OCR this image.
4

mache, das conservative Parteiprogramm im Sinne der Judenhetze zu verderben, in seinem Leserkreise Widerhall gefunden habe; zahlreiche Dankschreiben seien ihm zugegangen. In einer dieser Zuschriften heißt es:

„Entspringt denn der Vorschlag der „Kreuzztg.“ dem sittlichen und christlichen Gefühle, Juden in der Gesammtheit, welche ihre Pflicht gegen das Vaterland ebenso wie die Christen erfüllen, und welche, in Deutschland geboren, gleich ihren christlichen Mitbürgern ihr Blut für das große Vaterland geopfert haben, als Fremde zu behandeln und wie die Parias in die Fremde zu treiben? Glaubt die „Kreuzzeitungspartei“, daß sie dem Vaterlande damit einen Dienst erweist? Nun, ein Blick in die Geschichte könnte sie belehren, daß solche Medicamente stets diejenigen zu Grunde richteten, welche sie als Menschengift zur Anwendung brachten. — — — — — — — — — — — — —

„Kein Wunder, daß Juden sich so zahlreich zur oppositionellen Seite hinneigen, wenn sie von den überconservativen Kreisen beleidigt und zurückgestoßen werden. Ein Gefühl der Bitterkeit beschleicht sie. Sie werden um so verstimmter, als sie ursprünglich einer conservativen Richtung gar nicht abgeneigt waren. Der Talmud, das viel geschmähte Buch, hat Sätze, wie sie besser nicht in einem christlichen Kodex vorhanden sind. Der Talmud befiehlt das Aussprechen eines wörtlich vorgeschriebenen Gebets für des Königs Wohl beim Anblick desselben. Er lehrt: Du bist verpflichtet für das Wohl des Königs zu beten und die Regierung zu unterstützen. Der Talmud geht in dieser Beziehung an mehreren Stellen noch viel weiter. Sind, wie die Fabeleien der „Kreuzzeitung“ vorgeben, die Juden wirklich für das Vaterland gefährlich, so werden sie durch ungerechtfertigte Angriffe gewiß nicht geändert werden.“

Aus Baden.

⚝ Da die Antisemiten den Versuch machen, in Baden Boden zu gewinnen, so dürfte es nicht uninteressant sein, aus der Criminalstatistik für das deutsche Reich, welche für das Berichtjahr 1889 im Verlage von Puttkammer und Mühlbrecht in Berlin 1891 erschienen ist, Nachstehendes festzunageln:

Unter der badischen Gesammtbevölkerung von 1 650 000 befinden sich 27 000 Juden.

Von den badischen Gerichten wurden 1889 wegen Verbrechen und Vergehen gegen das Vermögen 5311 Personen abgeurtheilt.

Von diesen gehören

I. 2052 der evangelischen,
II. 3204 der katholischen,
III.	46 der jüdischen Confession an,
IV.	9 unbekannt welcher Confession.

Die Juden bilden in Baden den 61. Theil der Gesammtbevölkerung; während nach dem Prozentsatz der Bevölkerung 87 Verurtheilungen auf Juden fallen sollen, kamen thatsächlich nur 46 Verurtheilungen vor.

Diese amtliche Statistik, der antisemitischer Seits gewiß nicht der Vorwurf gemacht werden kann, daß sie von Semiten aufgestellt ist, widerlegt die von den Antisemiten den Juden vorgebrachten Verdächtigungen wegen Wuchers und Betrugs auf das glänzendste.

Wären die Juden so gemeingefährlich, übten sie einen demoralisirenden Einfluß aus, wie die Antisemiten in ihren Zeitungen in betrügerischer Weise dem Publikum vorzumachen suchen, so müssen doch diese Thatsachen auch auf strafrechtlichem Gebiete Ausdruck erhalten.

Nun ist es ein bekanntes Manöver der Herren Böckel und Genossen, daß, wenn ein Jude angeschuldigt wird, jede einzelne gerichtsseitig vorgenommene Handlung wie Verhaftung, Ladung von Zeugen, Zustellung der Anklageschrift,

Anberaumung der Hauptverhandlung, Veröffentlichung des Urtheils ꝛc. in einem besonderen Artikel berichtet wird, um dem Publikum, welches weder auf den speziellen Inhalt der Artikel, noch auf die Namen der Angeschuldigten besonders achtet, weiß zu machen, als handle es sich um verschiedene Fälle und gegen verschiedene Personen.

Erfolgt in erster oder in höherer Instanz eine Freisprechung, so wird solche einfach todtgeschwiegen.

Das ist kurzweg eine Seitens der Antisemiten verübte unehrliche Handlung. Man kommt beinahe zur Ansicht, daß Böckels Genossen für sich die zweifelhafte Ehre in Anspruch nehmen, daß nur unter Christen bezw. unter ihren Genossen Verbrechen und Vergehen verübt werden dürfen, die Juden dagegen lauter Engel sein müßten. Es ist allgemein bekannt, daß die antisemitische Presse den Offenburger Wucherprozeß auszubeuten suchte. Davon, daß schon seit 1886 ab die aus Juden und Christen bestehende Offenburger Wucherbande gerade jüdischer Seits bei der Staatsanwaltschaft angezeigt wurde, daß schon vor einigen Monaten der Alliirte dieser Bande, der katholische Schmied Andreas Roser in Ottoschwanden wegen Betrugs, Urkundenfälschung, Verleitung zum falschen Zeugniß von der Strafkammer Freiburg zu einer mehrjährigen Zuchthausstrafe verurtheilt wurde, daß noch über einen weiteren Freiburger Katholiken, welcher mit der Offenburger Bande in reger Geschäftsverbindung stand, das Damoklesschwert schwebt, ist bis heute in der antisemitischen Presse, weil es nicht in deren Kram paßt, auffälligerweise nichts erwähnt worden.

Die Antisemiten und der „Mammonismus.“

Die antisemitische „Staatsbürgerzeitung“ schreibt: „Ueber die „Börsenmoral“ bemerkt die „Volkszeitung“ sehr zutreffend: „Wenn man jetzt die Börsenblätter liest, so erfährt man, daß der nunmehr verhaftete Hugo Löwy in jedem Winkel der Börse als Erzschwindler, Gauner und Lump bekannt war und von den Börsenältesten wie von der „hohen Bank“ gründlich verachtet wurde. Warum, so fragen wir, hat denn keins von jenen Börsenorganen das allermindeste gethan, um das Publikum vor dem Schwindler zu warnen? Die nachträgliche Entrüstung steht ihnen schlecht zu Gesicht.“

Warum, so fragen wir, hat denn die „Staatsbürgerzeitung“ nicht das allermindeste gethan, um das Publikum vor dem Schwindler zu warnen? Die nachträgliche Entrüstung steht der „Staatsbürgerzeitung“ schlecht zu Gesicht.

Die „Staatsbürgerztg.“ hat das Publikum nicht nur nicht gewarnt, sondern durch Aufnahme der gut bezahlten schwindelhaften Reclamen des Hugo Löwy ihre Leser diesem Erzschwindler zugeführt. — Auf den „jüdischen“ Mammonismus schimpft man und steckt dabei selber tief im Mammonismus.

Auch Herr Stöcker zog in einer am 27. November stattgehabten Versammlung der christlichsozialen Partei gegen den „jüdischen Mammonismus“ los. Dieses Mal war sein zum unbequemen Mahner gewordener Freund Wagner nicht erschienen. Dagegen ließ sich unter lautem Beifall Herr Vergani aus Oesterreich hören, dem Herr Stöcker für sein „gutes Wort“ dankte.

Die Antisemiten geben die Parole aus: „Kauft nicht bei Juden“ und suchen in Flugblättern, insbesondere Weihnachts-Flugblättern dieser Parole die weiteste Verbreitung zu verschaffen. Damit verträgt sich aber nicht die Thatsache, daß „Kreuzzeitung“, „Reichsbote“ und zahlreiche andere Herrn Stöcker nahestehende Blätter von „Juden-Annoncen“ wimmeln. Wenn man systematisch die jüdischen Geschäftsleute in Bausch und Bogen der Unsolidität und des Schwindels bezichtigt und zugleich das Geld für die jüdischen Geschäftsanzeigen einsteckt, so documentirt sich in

### Problem description
Every line above that holds the string "gewiß" should be returned.

### Result
„Kein Wunder, daß Juden sich so zahlreich zur oppositionellen Seite hinneigen, wenn sie von den überconservativen Kreisen beleidigt und zurückgestoßen werden. Ein Gefühl der Bitterkeit beschleicht sie. Sie werden um so verstimmter, als sie ursprünglich einer conservativen Richtung gar nicht abgeneigt waren. Der Talmud, das viel geschmähte Buch, hat Sätze, wie sie besser nicht in einem christlichen Kodex vorhanden sind. Der Talmud befiehlt das Aussprechen eines wörtlich vorgeschriebenen Gebets für des Königs Wohl beim Anblick desselben. Er lehrt: Du bist verpflichtet für das Wohl des Königs zu beten und die Regierung zu unterstützen. Der Talmud geht in dieser Beziehung an mehreren Stellen noch viel weiter. Sind, wie die Fabeleien der „Kreuzzeitung“ vorgeben, die Juden wirklich für das Vaterland gefährlich, so werden sie durch ungerechtfertigte Angriffe gewiß nicht geändert werden.“
Diese amtliche Statistik, der antisemitischer Seits gewiß nicht der Vorwurf gemacht werden kann, daß sie von Semiten aufgestellt ist, widerlegt die von den Antisemiten den Juden vorgebrachten Verdächtigungen wegen Wuchers und Betrugs auf das glänzendste.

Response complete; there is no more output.